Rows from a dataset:
= = = = = = =

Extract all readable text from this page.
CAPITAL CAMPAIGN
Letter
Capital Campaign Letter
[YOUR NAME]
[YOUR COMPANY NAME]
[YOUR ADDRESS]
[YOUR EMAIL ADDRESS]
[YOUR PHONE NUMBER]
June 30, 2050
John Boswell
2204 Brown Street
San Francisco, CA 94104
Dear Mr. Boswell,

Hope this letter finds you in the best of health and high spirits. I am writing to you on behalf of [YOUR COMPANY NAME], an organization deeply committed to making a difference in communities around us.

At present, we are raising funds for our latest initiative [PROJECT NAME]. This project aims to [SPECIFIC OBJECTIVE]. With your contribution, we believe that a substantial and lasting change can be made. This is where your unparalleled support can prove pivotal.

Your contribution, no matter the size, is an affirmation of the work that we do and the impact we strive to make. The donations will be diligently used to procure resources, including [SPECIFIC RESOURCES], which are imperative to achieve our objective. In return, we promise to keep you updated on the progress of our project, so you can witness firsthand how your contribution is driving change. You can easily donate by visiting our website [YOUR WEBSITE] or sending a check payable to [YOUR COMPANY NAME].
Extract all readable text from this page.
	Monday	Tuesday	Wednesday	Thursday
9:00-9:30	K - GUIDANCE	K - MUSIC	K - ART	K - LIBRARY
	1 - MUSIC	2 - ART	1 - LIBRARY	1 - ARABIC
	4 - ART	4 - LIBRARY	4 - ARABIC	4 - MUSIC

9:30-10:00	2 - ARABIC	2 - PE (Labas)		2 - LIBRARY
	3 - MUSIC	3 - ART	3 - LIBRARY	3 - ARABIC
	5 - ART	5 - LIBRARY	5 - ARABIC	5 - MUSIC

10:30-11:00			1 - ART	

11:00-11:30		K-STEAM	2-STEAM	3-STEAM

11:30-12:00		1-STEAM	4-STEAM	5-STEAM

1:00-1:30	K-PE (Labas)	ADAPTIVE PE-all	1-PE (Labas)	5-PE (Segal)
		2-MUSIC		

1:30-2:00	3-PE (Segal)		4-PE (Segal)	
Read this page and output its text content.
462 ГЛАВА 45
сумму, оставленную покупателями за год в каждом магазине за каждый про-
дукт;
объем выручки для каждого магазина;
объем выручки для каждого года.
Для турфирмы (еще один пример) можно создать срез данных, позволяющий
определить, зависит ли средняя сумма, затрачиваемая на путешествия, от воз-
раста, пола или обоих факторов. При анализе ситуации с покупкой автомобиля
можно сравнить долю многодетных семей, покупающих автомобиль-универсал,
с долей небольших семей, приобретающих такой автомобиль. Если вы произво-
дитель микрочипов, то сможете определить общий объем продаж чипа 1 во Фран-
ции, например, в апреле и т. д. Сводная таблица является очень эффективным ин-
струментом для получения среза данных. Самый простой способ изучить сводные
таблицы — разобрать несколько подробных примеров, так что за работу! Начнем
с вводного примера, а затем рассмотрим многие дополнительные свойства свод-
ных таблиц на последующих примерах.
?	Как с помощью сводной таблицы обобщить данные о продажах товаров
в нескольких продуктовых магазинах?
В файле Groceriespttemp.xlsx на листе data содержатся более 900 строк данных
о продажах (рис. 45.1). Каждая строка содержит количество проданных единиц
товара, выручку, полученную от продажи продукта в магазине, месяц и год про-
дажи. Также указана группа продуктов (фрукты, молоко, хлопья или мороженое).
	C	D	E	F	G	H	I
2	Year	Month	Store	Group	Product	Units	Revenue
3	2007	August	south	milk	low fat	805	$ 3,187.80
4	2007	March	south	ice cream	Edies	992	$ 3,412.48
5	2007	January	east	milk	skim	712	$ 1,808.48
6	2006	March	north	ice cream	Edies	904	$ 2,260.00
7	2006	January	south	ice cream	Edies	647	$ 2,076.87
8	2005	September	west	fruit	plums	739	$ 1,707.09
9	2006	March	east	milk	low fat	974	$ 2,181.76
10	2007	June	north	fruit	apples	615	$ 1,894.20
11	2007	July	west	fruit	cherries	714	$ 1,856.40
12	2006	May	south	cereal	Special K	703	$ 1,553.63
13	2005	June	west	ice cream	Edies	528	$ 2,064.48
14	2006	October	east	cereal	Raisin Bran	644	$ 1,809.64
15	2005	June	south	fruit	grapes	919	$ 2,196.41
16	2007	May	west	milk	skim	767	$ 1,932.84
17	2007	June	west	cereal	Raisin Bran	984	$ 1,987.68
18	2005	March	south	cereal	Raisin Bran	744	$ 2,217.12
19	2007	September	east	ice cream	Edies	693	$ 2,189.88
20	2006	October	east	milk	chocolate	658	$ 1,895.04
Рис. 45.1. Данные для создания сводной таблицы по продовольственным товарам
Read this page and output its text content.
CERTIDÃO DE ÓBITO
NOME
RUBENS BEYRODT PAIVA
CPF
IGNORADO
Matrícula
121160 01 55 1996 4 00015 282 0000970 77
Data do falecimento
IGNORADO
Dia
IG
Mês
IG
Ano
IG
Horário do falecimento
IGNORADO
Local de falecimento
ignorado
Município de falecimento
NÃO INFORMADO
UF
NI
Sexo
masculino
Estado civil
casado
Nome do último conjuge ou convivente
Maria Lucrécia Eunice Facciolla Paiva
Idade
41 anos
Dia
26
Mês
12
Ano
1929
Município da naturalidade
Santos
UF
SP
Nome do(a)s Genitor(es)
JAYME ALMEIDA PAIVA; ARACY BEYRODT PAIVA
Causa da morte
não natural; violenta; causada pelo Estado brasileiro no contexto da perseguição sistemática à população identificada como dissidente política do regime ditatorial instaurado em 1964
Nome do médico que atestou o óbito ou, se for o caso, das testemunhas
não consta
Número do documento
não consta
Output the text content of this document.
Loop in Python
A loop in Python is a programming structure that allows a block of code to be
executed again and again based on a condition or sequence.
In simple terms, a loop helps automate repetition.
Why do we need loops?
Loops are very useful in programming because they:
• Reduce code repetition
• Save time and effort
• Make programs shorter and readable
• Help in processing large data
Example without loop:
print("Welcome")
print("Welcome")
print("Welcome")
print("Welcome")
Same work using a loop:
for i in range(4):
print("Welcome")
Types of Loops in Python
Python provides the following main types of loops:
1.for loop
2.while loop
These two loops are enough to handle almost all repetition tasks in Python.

= = = = = = =

JOB
Reproduce every line of the material above exactly.

TASK ANSWER
Extract all readable text from this page.
CAPITAL CAMPAIGN
Letter
Capital Campaign Letter
[YOUR NAME]
[YOUR COMPANY NAME]
[YOUR ADDRESS]
[YOUR EMAIL ADDRESS]
[YOUR PHONE NUMBER]
June 30, 2050
John Boswell
2204 Brown Street
San Francisco, CA 94104
Dear Mr. Boswell,

Hope this letter finds you in the best of health and high spirits. I am writing to you on behalf of [YOUR COMPANY NAME], an organization deeply committed to making a difference in communities around us.

At present, we are raising funds for our latest initiative [PROJECT NAME]. This project aims to [SPECIFIC OBJECTIVE]. With your contribution, we believe that a substantial and lasting change can be made. This is where your unparalleled support can prove pivotal.

Your contribution, no matter the size, is an affirmation of the work that we do and the impact we strive to make. The donations will be diligently used to procure resources, including [SPECIFIC RESOURCES], which are imperative to achieve our objective. In return, we promise to keep you updated on the progress of our project, so you can witness firsthand how your contribution is driving change. You can easily donate by visiting our website [YOUR WEBSITE] or sending a check payable to [YOUR COMPANY NAME].
Extract all readable text from this page.
	Monday	Tuesday	Wednesday	Thursday
9:00-9:30	K - GUIDANCE	K - MUSIC	K - ART	K - LIBRARY
	1 - MUSIC	2 - ART	1 - LIBRARY	1 - ARABIC
	4 - ART	4 - LIBRARY	4 - ARABIC	4 - MUSIC

9:30-10:00	2 - ARABIC	2 - PE (Labas)		2 - LIBRARY
	3 - MUSIC	3 - ART	3 - LIBRARY	3 - ARABIC
	5 - ART	5 - LIBRARY	5 - ARABIC	5 - MUSIC

10:30-11:00			1 - ART	

11:00-11:30		K-STEAM	2-STEAM	3-STEAM

11:30-12:00		1-STEAM	4-STEAM	5-STEAM

1:00-1:30	K-PE (Labas)	ADAPTIVE PE-all	1-PE (Labas)	5-PE (Segal)
		2-MUSIC		

1:30-2:00	3-PE (Segal)		4-PE (Segal)	
Read this page and output its text content.
462 ГЛАВА 45
сумму, оставленную покупателями за год в каждом магазине за каждый про-
дукт;
объем выручки для каждого магазина;
объем выручки для каждого года.
Для турфирмы (еще один пример) можно создать срез данных, позволяющий
определить, зависит ли средняя сумма, затрачиваемая на путешествия, от воз-
раста, пола или обоих факторов. При анализе ситуации с покупкой автомобиля
можно сравнить долю многодетных семей, покупающих автомобиль-универсал,
с долей небольших семей, приобретающих такой автомобиль. Если вы произво-
дитель микрочипов, то сможете определить общий объем продаж чипа 1 во Фран-
ции, например, в апреле и т. д. Сводная таблица является очень эффективным ин-
струментом для получения среза данных. Самый простой способ изучить сводные
таблицы — разобрать несколько подробных примеров, так что за работу! Начнем
с вводного примера, а затем рассмотрим многие дополнительные свойства свод-
ных таблиц на последующих примерах.
?	Как с помощью сводной таблицы обобщить данные о продажах товаров
в нескольких продуктовых магазинах?
В файле Groceriespttemp.xlsx на листе data содержатся более 900 строк данных
о продажах (рис. 45.1). Каждая строка содержит количество проданных единиц
товара, выручку, полученную от продажи продукта в магазине, месяц и год про-
дажи. Также указана группа продуктов (фрукты, молоко, хлопья или мороженое).
	C	D	E	F	G	H	I
2	Year	Month	Store	Group	Product	Units	Revenue
3	2007	August	south	milk	low fat	805	$ 3,187.80
4	2007	March	south	ice cream	Edies	992	$ 3,412.48
5	2007	January	east	milk	skim	712	$ 1,808.48
6	2006	March	north	ice cream	Edies	904	$ 2,260.00
7	2006	January	south	ice cream	Edies	647	$ 2,076.87
8	2005	September	west	fruit	plums	739	$ 1,707.09
9	2006	March	east	milk	low fat	974	$ 2,181.76
10	2007	June	north	fruit	apples	615	$ 1,894.20
11	2007	July	west	fruit	cherries	714	$ 1,856.40
12	2006	May	south	cereal	Special K	703	$ 1,553.63
13	2005	June	west	ice cream	Edies	528	$ 2,064.48
14	2006	October	east	cereal	Raisin Bran	644	$ 1,809.64
15	2005	June	south	fruit	grapes	919	$ 2,196.41
16	2007	May	west	milk	skim	767	$ 1,932.84
17	2007	June	west	cereal	Raisin Bran	984	$ 1,987.68
18	2005	March	south	cereal	Raisin Bran	744	$ 2,217.12
19	2007	September	east	ice cream	Edies	693	$ 2,189.88
20	2006	October	east	milk	chocolate	658	$ 1,895.04
Рис. 45.1. Данные для создания сводной таблицы по продовольственным товарам
Read this page and output its text content.
CERTIDÃO DE ÓBITO
NOME
RUBENS BEYRODT PAIVA
CPF
IGNORADO
Matrícula
121160 01 55 1996 4 00015 282 0000970 77
Data do falecimento
IGNORADO
Dia
IG
Mês
IG
Ano
IG
Horário do falecimento
IGNORADO
Local de falecimento
ignorado
Município de falecimento
NÃO INFORMADO
UF
NI
Sexo
masculino
Estado civil
casado
Nome do último conjuge ou convivente
Maria Lucrécia Eunice Facciolla Paiva
Idade
41 anos
Dia
26
Mês
12
Ano
1929
Município da naturalidade
Santos
UF
SP
Nome do(a)s Genitor(es)
JAYME ALMEIDA PAIVA; ARACY BEYRODT PAIVA
Causa da morte
não natural; violenta; causada pelo Estado brasileiro no contexto da perseguição sistemática à população identificada como dissidente política do regime ditatorial instaurado em 1964
Nome do médico que atestou o óbito ou, se for o caso, das testemunhas
não consta
Número do documento
não consta
Output the text content of this document.
Loop in Python
A loop in Python is a programming structure that allows a block of code to be
executed again and again based on a condition or sequence.
In simple terms, a loop helps automate repetition.
Why do we need loops?
Loops are very useful in programming because they:
• Reduce code repetition
• Save time and effort
• Make programs shorter and readable
• Help in processing large data
Example without loop:
print("Welcome")
print("Welcome")
print("Welcome")
print("Welcome")
Same work using a loop:
for i in range(4):
print("Welcome")
Types of Loops in Python
Python provides the following main types of loops:
1.for loop
2.while loop
These two loops are enough to handle almost all repetition tasks in Python.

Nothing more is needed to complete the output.